··· Entries provided

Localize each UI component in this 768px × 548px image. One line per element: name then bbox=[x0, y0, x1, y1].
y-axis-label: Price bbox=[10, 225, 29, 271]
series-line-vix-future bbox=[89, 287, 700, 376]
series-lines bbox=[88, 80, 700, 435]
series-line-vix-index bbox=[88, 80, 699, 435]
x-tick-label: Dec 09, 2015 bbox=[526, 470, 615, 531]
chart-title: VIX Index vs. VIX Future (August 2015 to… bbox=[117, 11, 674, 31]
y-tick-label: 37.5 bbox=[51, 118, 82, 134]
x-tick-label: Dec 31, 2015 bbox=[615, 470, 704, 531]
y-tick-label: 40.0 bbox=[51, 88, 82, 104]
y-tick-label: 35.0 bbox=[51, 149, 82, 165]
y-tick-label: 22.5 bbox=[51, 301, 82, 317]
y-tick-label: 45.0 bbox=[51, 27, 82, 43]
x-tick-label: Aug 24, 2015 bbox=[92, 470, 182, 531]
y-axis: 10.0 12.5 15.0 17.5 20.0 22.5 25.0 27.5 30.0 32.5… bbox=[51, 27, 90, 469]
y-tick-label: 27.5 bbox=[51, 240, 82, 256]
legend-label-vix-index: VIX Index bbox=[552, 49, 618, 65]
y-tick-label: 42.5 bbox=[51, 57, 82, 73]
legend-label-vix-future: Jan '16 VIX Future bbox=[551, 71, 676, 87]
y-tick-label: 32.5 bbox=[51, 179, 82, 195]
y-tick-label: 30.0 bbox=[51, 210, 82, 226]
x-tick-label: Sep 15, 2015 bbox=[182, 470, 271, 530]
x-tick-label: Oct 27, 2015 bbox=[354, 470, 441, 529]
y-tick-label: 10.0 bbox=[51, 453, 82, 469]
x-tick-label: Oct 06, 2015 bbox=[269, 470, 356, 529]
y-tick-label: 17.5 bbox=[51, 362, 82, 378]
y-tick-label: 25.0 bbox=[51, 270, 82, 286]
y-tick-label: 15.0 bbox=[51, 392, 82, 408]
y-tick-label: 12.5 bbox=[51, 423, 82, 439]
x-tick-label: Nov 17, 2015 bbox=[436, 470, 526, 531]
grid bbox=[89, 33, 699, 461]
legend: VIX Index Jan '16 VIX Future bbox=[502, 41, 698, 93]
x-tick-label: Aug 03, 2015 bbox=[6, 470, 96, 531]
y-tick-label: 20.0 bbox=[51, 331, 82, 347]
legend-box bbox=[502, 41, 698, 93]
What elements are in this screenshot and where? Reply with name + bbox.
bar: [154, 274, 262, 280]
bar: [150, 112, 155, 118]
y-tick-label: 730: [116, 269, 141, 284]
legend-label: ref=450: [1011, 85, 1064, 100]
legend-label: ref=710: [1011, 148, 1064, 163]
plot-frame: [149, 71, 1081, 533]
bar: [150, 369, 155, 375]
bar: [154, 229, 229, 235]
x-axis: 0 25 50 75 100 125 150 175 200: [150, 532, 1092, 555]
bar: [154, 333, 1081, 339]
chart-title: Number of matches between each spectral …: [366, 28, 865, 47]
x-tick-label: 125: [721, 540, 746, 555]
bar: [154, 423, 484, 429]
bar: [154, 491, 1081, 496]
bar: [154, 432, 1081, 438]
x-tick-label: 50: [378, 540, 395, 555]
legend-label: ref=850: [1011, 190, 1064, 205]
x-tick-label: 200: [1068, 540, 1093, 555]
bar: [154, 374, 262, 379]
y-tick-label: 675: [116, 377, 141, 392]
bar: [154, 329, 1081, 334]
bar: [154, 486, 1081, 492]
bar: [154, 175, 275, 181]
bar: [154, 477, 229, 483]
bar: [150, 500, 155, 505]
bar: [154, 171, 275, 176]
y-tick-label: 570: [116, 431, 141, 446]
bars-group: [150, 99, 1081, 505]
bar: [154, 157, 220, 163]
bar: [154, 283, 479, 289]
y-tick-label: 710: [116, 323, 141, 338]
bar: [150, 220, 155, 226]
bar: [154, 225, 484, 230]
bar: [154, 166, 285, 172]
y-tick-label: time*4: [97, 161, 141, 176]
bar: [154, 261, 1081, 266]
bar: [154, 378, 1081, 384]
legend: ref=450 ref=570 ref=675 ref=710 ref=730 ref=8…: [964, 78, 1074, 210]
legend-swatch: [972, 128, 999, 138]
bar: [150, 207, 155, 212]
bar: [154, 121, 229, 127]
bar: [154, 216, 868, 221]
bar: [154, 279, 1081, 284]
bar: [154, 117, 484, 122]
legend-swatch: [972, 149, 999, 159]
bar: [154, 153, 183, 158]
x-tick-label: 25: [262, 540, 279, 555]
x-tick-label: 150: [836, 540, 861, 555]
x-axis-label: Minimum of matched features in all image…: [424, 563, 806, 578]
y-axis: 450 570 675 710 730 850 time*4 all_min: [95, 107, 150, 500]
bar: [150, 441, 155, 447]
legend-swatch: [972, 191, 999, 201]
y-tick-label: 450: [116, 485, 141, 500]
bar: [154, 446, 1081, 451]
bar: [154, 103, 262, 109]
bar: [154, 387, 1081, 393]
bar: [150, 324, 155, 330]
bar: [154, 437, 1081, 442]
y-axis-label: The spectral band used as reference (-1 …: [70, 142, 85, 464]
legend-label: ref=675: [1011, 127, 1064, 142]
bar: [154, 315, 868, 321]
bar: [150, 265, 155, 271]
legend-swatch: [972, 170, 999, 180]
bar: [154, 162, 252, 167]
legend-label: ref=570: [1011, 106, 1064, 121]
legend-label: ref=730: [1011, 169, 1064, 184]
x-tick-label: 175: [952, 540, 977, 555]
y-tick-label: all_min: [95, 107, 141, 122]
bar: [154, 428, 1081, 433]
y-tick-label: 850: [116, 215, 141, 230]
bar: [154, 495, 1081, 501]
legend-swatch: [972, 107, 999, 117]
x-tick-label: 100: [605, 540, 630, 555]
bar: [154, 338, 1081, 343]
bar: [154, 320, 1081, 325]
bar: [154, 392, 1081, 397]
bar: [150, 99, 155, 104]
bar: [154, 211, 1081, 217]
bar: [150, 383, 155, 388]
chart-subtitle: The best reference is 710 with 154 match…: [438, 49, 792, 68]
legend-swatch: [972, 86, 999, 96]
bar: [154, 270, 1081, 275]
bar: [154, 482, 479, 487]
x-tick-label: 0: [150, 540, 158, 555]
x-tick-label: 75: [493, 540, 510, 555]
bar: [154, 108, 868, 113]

······

> _Given task_
Return every one of the entries above, line for line, with no changes.

> _Result of this exercise_
Localize each UI component in this 768px × 548px image. One line per element: name then bbox=[x0, y0, x1, y1].
y-axis-label: Price bbox=[10, 225, 29, 271]
series-line-vix-future bbox=[89, 287, 700, 376]
series-lines bbox=[88, 80, 700, 435]
series-line-vix-index bbox=[88, 80, 699, 435]
x-tick-label: Dec 09, 2015 bbox=[526, 470, 615, 531]
chart-title: VIX Index vs. VIX Future (August 2015 to… bbox=[117, 11, 674, 31]
y-tick-label: 37.5 bbox=[51, 118, 82, 134]
x-tick-label: Dec 31, 2015 bbox=[615, 470, 704, 531]
y-tick-label: 40.0 bbox=[51, 88, 82, 104]
y-tick-label: 35.0 bbox=[51, 149, 82, 165]
y-tick-label: 22.5 bbox=[51, 301, 82, 317]
y-tick-label: 45.0 bbox=[51, 27, 82, 43]
x-tick-label: Aug 24, 2015 bbox=[92, 470, 182, 531]
y-axis: 10.0 12.5 15.0 17.5 20.0 22.5 25.0 27.5 30.0 32.5… bbox=[51, 27, 90, 469]
y-tick-label: 27.5 bbox=[51, 240, 82, 256]
legend-label-vix-index: VIX Index bbox=[552, 49, 618, 65]
y-tick-label: 42.5 bbox=[51, 57, 82, 73]
legend-label-vix-future: Jan '16 VIX Future bbox=[551, 71, 676, 87]
y-tick-label: 32.5 bbox=[51, 179, 82, 195]
y-tick-label: 30.0 bbox=[51, 210, 82, 226]
x-tick-label: Sep 15, 2015 bbox=[182, 470, 271, 530]
x-tick-label: Oct 27, 2015 bbox=[354, 470, 441, 529]
y-tick-label: 10.0 bbox=[51, 453, 82, 469]
x-tick-label: Oct 06, 2015 bbox=[269, 470, 356, 529]
y-tick-label: 17.5 bbox=[51, 362, 82, 378]
y-tick-label: 25.0 bbox=[51, 270, 82, 286]
y-tick-label: 15.0 bbox=[51, 392, 82, 408]
y-tick-label: 12.5 bbox=[51, 423, 82, 439]
x-tick-label: Nov 17, 2015 bbox=[436, 470, 526, 531]
grid bbox=[89, 33, 699, 461]
legend: VIX Index Jan '16 VIX Future bbox=[502, 41, 698, 93]
x-tick-label: Aug 03, 2015 bbox=[6, 470, 96, 531]
y-tick-label: 20.0 bbox=[51, 331, 82, 347]
legend-box bbox=[502, 41, 698, 93]
What elements are in this screenshot and where? Reply with name + bbox.
bar: [154, 274, 262, 280]
bar: [150, 112, 155, 118]
y-tick-label: 730: [116, 269, 141, 284]
legend-label: ref=450: [1011, 85, 1064, 100]
legend-label: ref=710: [1011, 148, 1064, 163]
plot-frame: [149, 71, 1081, 533]
bar: [150, 369, 155, 375]
bar: [154, 229, 229, 235]
x-axis: 0 25 50 75 100 125 150 175 200: [150, 532, 1092, 555]
bar: [154, 333, 1081, 339]
chart-title: Number of matches between each spectral …: [366, 28, 865, 47]
x-tick-label: 125: [721, 540, 746, 555]
bar: [154, 423, 484, 429]
bar: [154, 491, 1081, 496]
bar: [154, 432, 1081, 438]
x-tick-label: 50: [378, 540, 395, 555]
legend-label: ref=850: [1011, 190, 1064, 205]
x-tick-label: 200: [1068, 540, 1093, 555]
bar: [154, 374, 262, 379]
y-tick-label: 675: [116, 377, 141, 392]
bar: [154, 329, 1081, 334]
bar: [154, 486, 1081, 492]
bar: [154, 175, 275, 181]
bar: [154, 477, 229, 483]
bar: [150, 500, 155, 505]
bar: [154, 171, 275, 176]
y-tick-label: 570: [116, 431, 141, 446]
bars-group: [150, 99, 1081, 505]
bar: [154, 157, 220, 163]
bar: [154, 283, 479, 289]
y-tick-label: 710: [116, 323, 141, 338]
bar: [150, 220, 155, 226]
bar: [154, 225, 484, 230]
bar: [154, 166, 285, 172]
y-tick-label: time*4: [97, 161, 141, 176]
bar: [154, 261, 1081, 266]
bar: [154, 378, 1081, 384]
legend: ref=450 ref=570 ref=675 ref=710 ref=730 ref=8…: [964, 78, 1074, 210]
legend-swatch: [972, 128, 999, 138]
bar: [150, 207, 155, 212]
bar: [154, 121, 229, 127]
bar: [154, 216, 868, 221]
bar: [154, 279, 1081, 284]
bar: [154, 117, 484, 122]
legend-swatch: [972, 149, 999, 159]
bar: [154, 153, 183, 158]
x-tick-label: 25: [262, 540, 279, 555]
x-tick-label: 150: [836, 540, 861, 555]
x-axis-label: Minimum of matched features in all image…: [424, 563, 806, 578]
y-axis: 450 570 675 710 730 850 time*4 all_min: [95, 107, 150, 500]
bar: [150, 441, 155, 447]
legend-swatch: [972, 191, 999, 201]
y-tick-label: 450: [116, 485, 141, 500]
bar: [154, 446, 1081, 451]
bar: [154, 103, 262, 109]
bar: [154, 387, 1081, 393]
bar: [150, 324, 155, 330]
bar: [154, 437, 1081, 442]
y-axis-label: The spectral band used as reference (-1 …: [70, 142, 85, 464]
legend-label: ref=675: [1011, 127, 1064, 142]
bar: [154, 315, 868, 321]
bar: [150, 265, 155, 271]
legend-swatch: [972, 170, 999, 180]
bar: [154, 162, 252, 167]
legend-label: ref=570: [1011, 106, 1064, 121]
legend-label: ref=730: [1011, 169, 1064, 184]
x-tick-label: 175: [952, 540, 977, 555]
y-tick-label: all_min: [95, 107, 141, 122]
bar: [154, 428, 1081, 433]
y-tick-label: 850: [116, 215, 141, 230]
bar: [154, 495, 1081, 501]
legend-swatch: [972, 107, 999, 117]
x-tick-label: 100: [605, 540, 630, 555]
bar: [154, 338, 1081, 343]
bar: [154, 320, 1081, 325]
bar: [154, 392, 1081, 397]
bar: [150, 99, 155, 104]
bar: [154, 211, 1081, 217]
bar: [150, 383, 155, 388]
chart-subtitle: The best reference is 710 with 154 match…: [438, 49, 792, 68]
legend-swatch: [972, 86, 999, 96]
bar: [154, 270, 1081, 275]
bar: [154, 482, 479, 487]
x-tick-label: 0: [150, 540, 158, 555]
x-tick-label: 75: [493, 540, 510, 555]
bar: [154, 108, 868, 113]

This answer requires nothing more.